> SHORT EXERCISE
Go through each line of the records below and count those with the word "name"; give only the total.

> THE DATA
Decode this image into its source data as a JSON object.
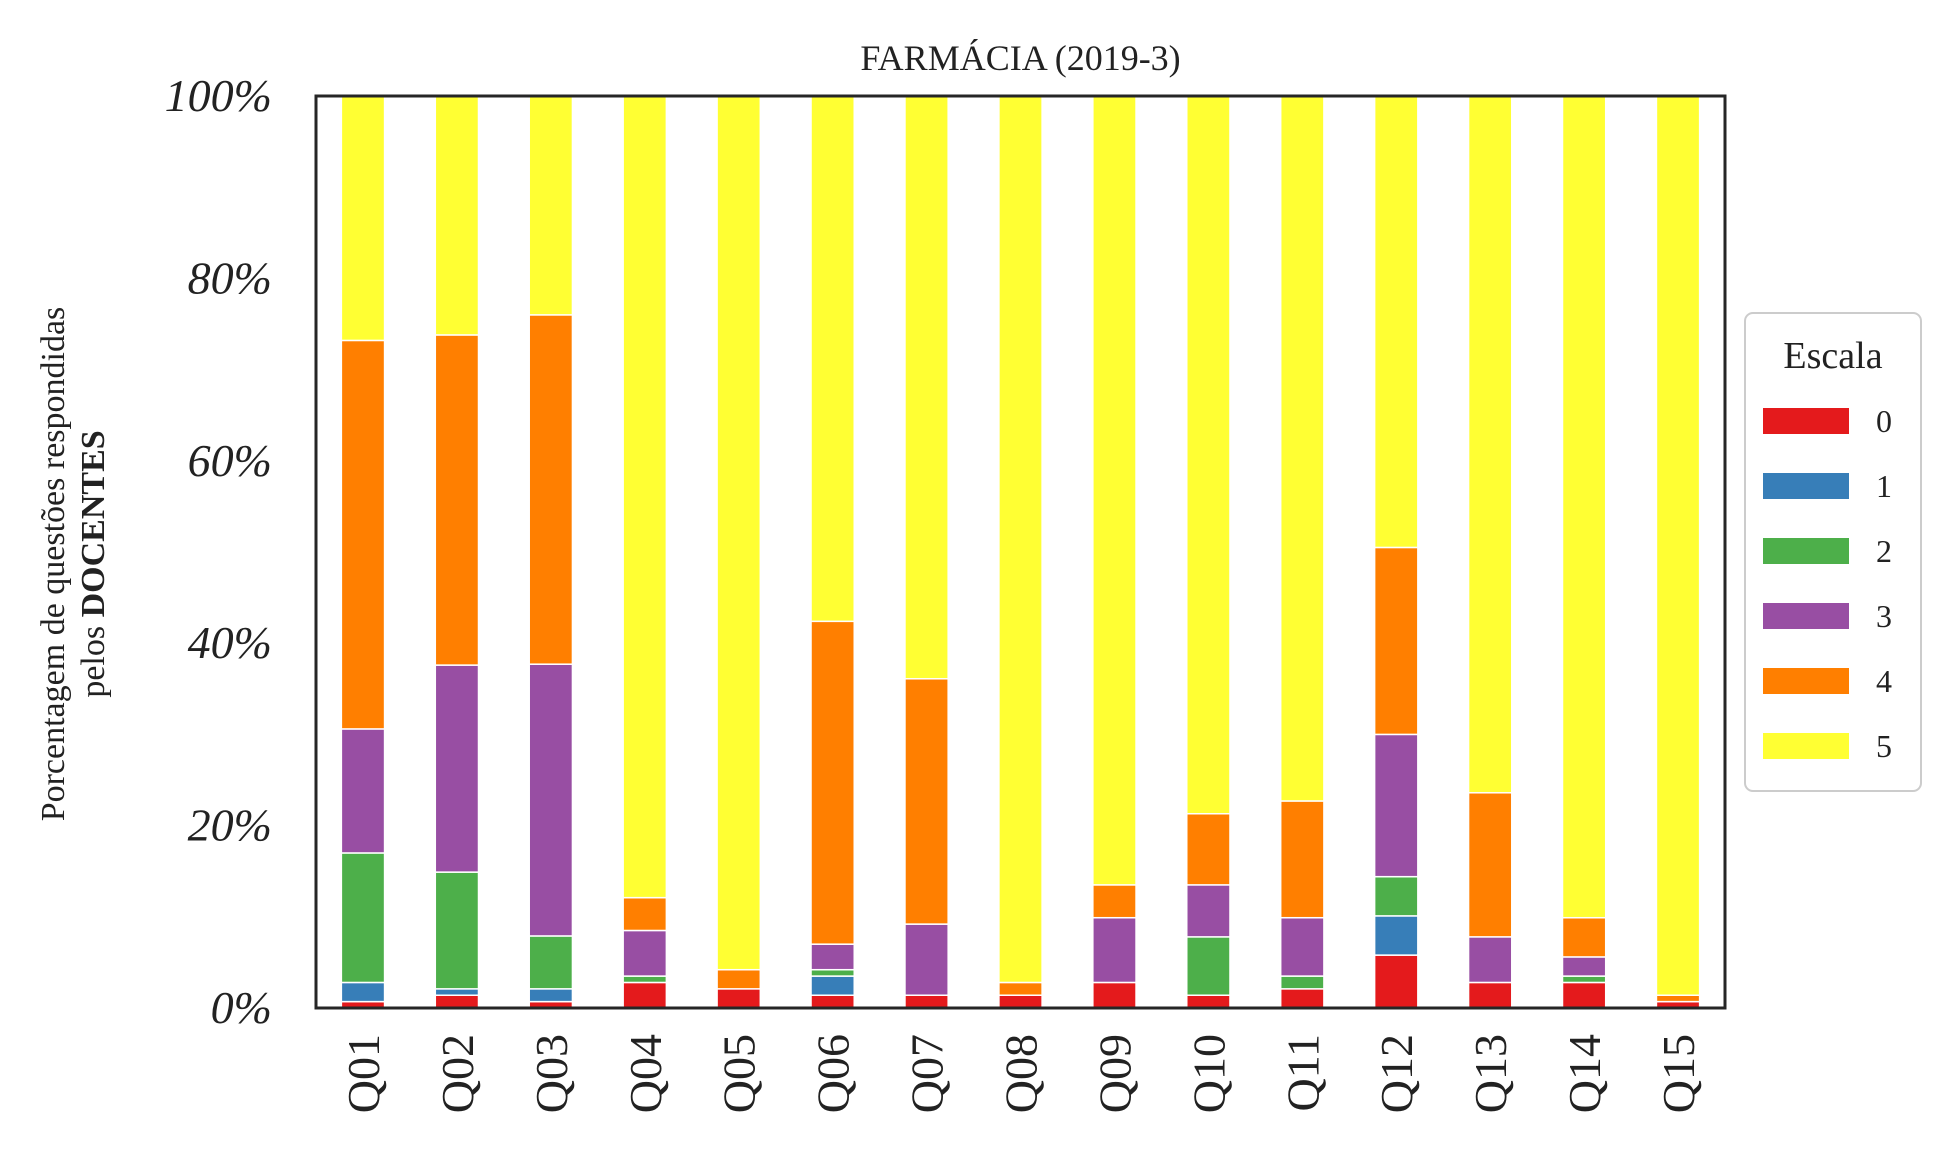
{
  "chart_data": {
    "type": "bar",
    "stacked": true,
    "title": "FARMÁCIA (2019-3)",
    "ylabel_line1": "Porcentagem de questões respondidas",
    "ylabel_line2_prefix": "pelos ",
    "ylabel_line2_bold": "DOCENTES",
    "xlabel": "",
    "ylim": [
      0,
      100
    ],
    "yticks": [
      0,
      20,
      40,
      60,
      80,
      100
    ],
    "ytick_labels": [
      "0%",
      "20%",
      "40%",
      "60%",
      "80%",
      "100%"
    ],
    "categories": [
      "Q01",
      "Q02",
      "Q03",
      "Q04",
      "Q05",
      "Q06",
      "Q07",
      "Q08",
      "Q09",
      "Q10",
      "Q11",
      "Q12",
      "Q13",
      "Q14",
      "Q15"
    ],
    "grid": false,
    "legend": {
      "title": "Escala",
      "position": "right"
    },
    "series": [
      {
        "name": "0",
        "color": "#e41a1c",
        "values": [
          0.7,
          1.4,
          0.7,
          2.8,
          2.1,
          1.4,
          1.4,
          1.4,
          2.8,
          1.4,
          2.1,
          5.8,
          2.8,
          2.8,
          0.7
        ]
      },
      {
        "name": "1",
        "color": "#377eb8",
        "values": [
          2.1,
          0.7,
          1.4,
          0.0,
          0.0,
          2.1,
          0.0,
          0.0,
          0.0,
          0.0,
          0.0,
          4.3,
          0.0,
          0.0,
          0.0
        ]
      },
      {
        "name": "2",
        "color": "#4daf4a",
        "values": [
          14.2,
          12.8,
          5.8,
          0.7,
          0.0,
          0.7,
          0.0,
          0.0,
          0.0,
          6.4,
          1.4,
          4.3,
          0.0,
          0.7,
          0.0
        ]
      },
      {
        "name": "3",
        "color": "#984ea3",
        "values": [
          13.6,
          22.7,
          29.8,
          5.0,
          0.0,
          2.8,
          7.8,
          0.0,
          7.1,
          5.7,
          6.4,
          15.6,
          5.0,
          2.1,
          0.0
        ]
      },
      {
        "name": "4",
        "color": "#ff7f00",
        "values": [
          42.6,
          36.2,
          38.3,
          3.6,
          2.1,
          35.4,
          26.9,
          1.4,
          3.6,
          7.8,
          12.8,
          20.5,
          15.8,
          4.3,
          0.7
        ]
      },
      {
        "name": "5",
        "color": "#ffff33",
        "values": [
          26.8,
          26.2,
          24.0,
          87.9,
          95.8,
          57.6,
          63.9,
          97.2,
          86.5,
          78.7,
          77.3,
          49.5,
          76.4,
          90.1,
          98.6
        ]
      }
    ]
  }
}
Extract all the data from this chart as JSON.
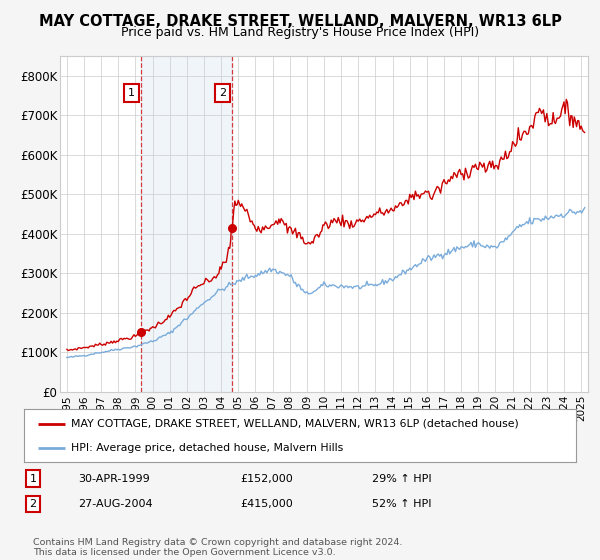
{
  "title": "MAY COTTAGE, DRAKE STREET, WELLAND, MALVERN, WR13 6LP",
  "subtitle": "Price paid vs. HM Land Registry's House Price Index (HPI)",
  "ylim": [
    0,
    850000
  ],
  "yticks": [
    0,
    100000,
    200000,
    300000,
    400000,
    500000,
    600000,
    700000,
    800000
  ],
  "ytick_labels": [
    "£0",
    "£100K",
    "£200K",
    "£300K",
    "£400K",
    "£500K",
    "£600K",
    "£700K",
    "£800K"
  ],
  "xlim_start": 1994.6,
  "xlim_end": 2025.4,
  "xtick_years": [
    1995,
    1996,
    1997,
    1998,
    1999,
    2000,
    2001,
    2002,
    2003,
    2004,
    2005,
    2006,
    2007,
    2008,
    2009,
    2010,
    2011,
    2012,
    2013,
    2014,
    2015,
    2016,
    2017,
    2018,
    2019,
    2020,
    2021,
    2022,
    2023,
    2024,
    2025
  ],
  "property_color": "#cc0000",
  "hpi_color": "#7aacdb",
  "background_color": "#f5f5f5",
  "sale1_x": 1999.33,
  "sale1_y": 152000,
  "sale2_x": 2004.65,
  "sale2_y": 415000,
  "shade_x1": 1999.33,
  "shade_x2": 2004.65,
  "legend_property": "MAY COTTAGE, DRAKE STREET, WELLAND, MALVERN, WR13 6LP (detached house)",
  "legend_hpi": "HPI: Average price, detached house, Malvern Hills",
  "table_rows": [
    {
      "num": "1",
      "date": "30-APR-1999",
      "price": "£152,000",
      "hpi": "29% ↑ HPI"
    },
    {
      "num": "2",
      "date": "27-AUG-2004",
      "price": "£415,000",
      "hpi": "52% ↑ HPI"
    }
  ],
  "footnote": "Contains HM Land Registry data © Crown copyright and database right 2024.\nThis data is licensed under the Open Government Licence v3.0."
}
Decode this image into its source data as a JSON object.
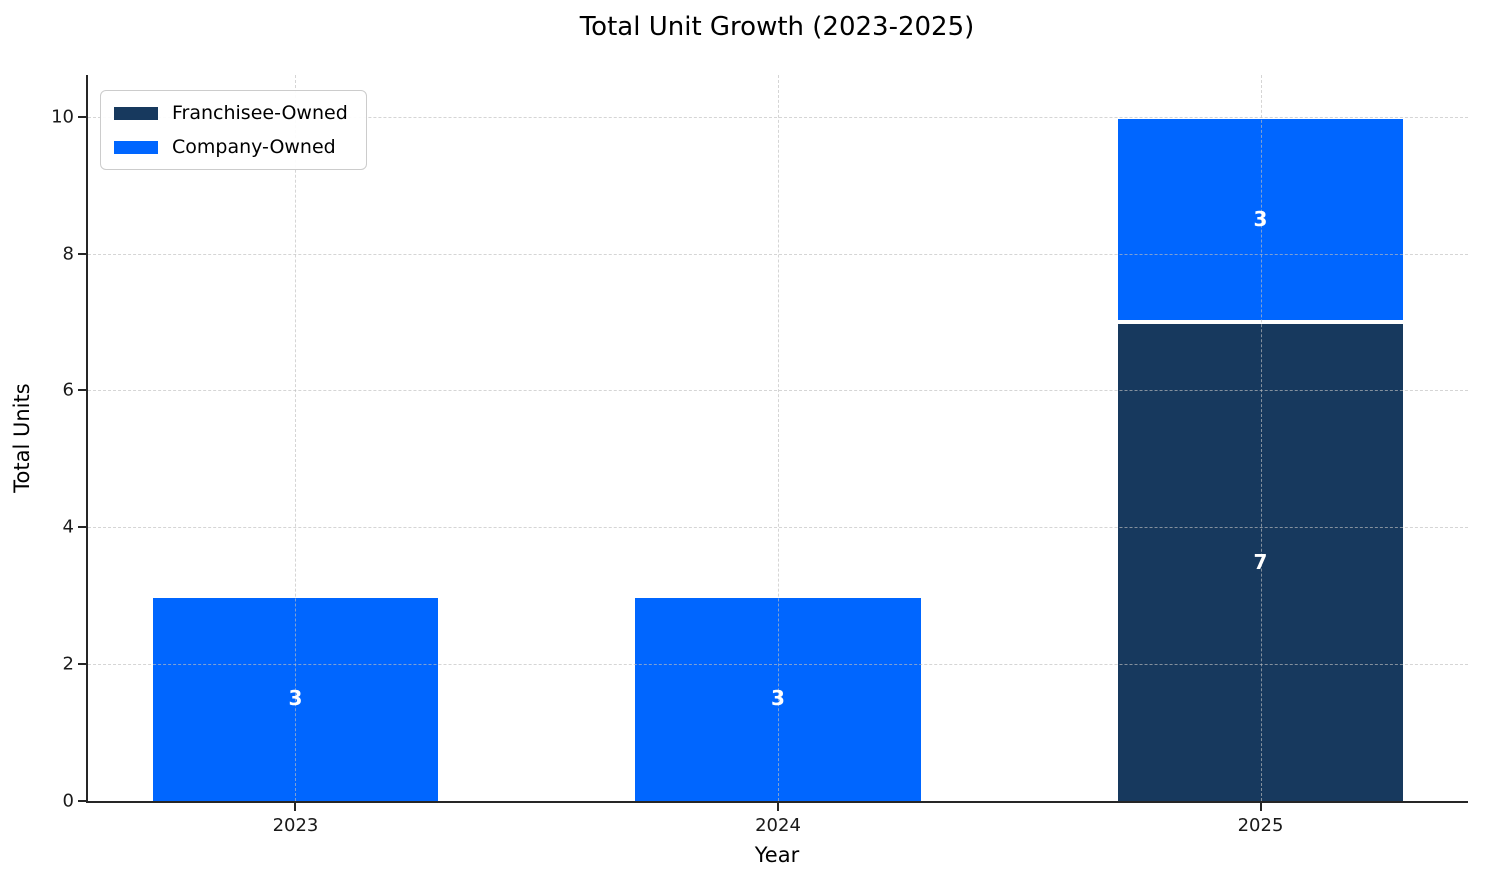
{
  "chart_data": {
    "type": "bar",
    "stacked": true,
    "title": "Total Unit Growth (2023-2025)",
    "xlabel": "Year",
    "ylabel": "Total Units",
    "categories": [
      "2023",
      "2024",
      "2025"
    ],
    "series": [
      {
        "name": "Franchisee-Owned",
        "color": "#17395E",
        "values": [
          0,
          0,
          7
        ],
        "labels": [
          "",
          "",
          "7"
        ]
      },
      {
        "name": "Company-Owned",
        "color": "#0066FF",
        "values": [
          3,
          3,
          3
        ],
        "labels": [
          "3",
          "3",
          "3"
        ]
      }
    ],
    "yticks": [
      "0",
      "2",
      "4",
      "6",
      "8",
      "10"
    ],
    "ytick_values": [
      0,
      2,
      4,
      6,
      8,
      10
    ],
    "ylim": [
      0,
      10.61
    ],
    "xlim": [
      -0.43,
      2.43
    ],
    "bar_width": 0.6,
    "grid": true,
    "grid_style": "dashed",
    "legend_position": "upper-left",
    "bar_label_color": "#ffffff",
    "bar_edge_color": "#ffffff",
    "axis_color": "#262626"
  }
}
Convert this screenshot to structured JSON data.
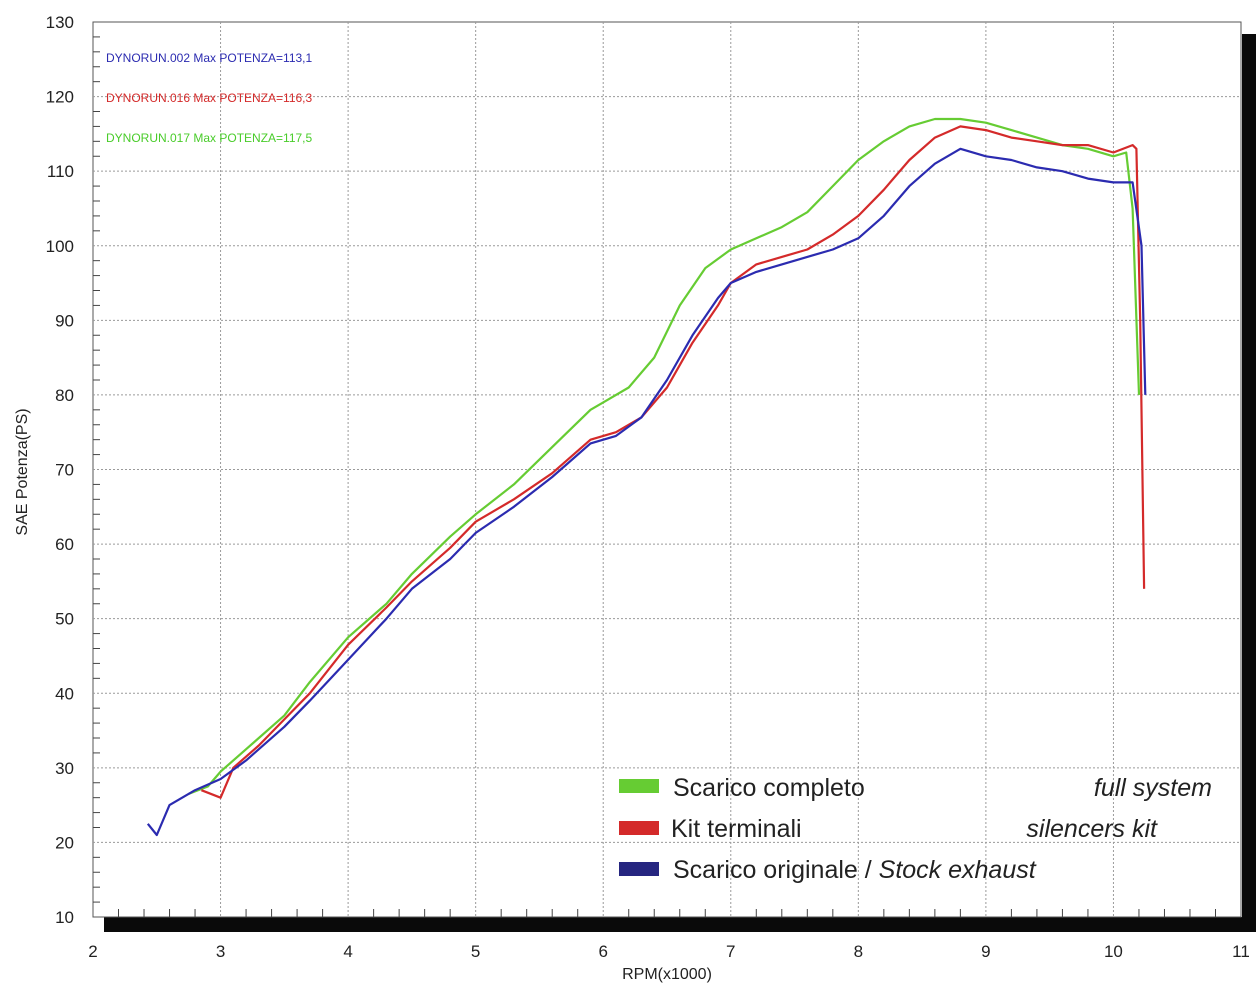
{
  "chart_data": {
    "type": "line",
    "xlabel": "RPM(x1000)",
    "ylabel": "SAE Potenza(PS)",
    "xlim": [
      2,
      11
    ],
    "ylim": [
      10,
      130
    ],
    "x_ticks": [
      2,
      3,
      4,
      5,
      6,
      7,
      8,
      9,
      10,
      11
    ],
    "y_ticks": [
      10,
      20,
      30,
      40,
      50,
      60,
      70,
      80,
      90,
      100,
      110,
      120,
      130
    ],
    "grid": true,
    "run_labels": [
      {
        "text": "DYNORUN.002  Max POTENZA=113,1",
        "color": "#2b2bb0"
      },
      {
        "text": "DYNORUN.016  Max POTENZA=116,3",
        "color": "#d42a2a"
      },
      {
        "text": "DYNORUN.017  Max POTENZA=117,5",
        "color": "#49cc2a"
      }
    ],
    "legend": {
      "position": "bottom-right",
      "entries": [
        {
          "color": "#66cc33",
          "label": "Scarico completo",
          "label_en": "full system"
        },
        {
          "color": "#d42a2a",
          "label": "Kit terminali",
          "label_en": "silencers kit"
        },
        {
          "color": "#262680",
          "label": "Scarico originale / ",
          "label_en": "Stock exhaust"
        }
      ]
    },
    "series": [
      {
        "color": "#2b2bb0",
        "x": [
          2.43,
          2.5,
          2.6,
          2.8,
          3.0,
          3.2,
          3.5,
          3.7,
          4.0,
          4.3,
          4.5,
          4.8,
          5.0,
          5.3,
          5.6,
          5.9,
          6.1,
          6.3,
          6.5,
          6.7,
          6.9,
          7.0,
          7.2,
          7.4,
          7.6,
          7.8,
          8.0,
          8.2,
          8.4,
          8.6,
          8.8,
          9.0,
          9.2,
          9.4,
          9.6,
          9.8,
          10.0,
          10.15,
          10.22,
          10.25
        ],
        "values": [
          22.5,
          21,
          25,
          27,
          28.5,
          31,
          35.5,
          39,
          44.5,
          50,
          54,
          58,
          61.5,
          65,
          69,
          73.5,
          74.5,
          77,
          82,
          88,
          93,
          95,
          96.5,
          97.5,
          98.5,
          99.5,
          101,
          104,
          108,
          111,
          113,
          112,
          111.5,
          110.5,
          110,
          109,
          108.5,
          108.5,
          100,
          80
        ]
      },
      {
        "color": "#d42a2a",
        "x": [
          2.85,
          3.0,
          3.1,
          3.3,
          3.5,
          3.7,
          4.0,
          4.3,
          4.5,
          4.8,
          5.0,
          5.3,
          5.6,
          5.9,
          6.1,
          6.3,
          6.5,
          6.7,
          6.9,
          7.0,
          7.2,
          7.4,
          7.6,
          7.8,
          8.0,
          8.2,
          8.4,
          8.6,
          8.8,
          9.0,
          9.2,
          9.4,
          9.6,
          9.8,
          10.0,
          10.15,
          10.18,
          10.21,
          10.24
        ],
        "values": [
          27,
          26,
          30,
          33,
          36.5,
          40,
          46.5,
          51.5,
          55,
          59.5,
          63,
          66,
          69.5,
          74,
          75,
          77,
          81,
          87,
          92,
          95,
          97.5,
          98.5,
          99.5,
          101.5,
          104,
          107.5,
          111.5,
          114.5,
          116,
          115.5,
          114.5,
          114,
          113.5,
          113.5,
          112.5,
          113.5,
          113,
          90,
          54
        ]
      },
      {
        "color": "#66cc33",
        "x": [
          2.75,
          2.9,
          3.0,
          3.2,
          3.5,
          3.7,
          4.0,
          4.3,
          4.5,
          4.8,
          5.0,
          5.3,
          5.6,
          5.9,
          6.0,
          6.2,
          6.4,
          6.6,
          6.8,
          7.0,
          7.2,
          7.4,
          7.6,
          7.8,
          8.0,
          8.2,
          8.4,
          8.6,
          8.8,
          9.0,
          9.2,
          9.4,
          9.6,
          9.8,
          10.0,
          10.1,
          10.15,
          10.2
        ],
        "values": [
          26.5,
          27.5,
          29.5,
          32.5,
          37,
          41.5,
          47.5,
          52,
          56,
          61,
          64,
          68,
          73,
          78,
          79,
          81,
          85,
          92,
          97,
          99.5,
          101,
          102.5,
          104.5,
          108,
          111.5,
          114,
          116,
          117,
          117,
          116.5,
          115.5,
          114.5,
          113.5,
          113,
          112,
          112.5,
          105,
          80
        ]
      }
    ]
  }
}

> REPLY
8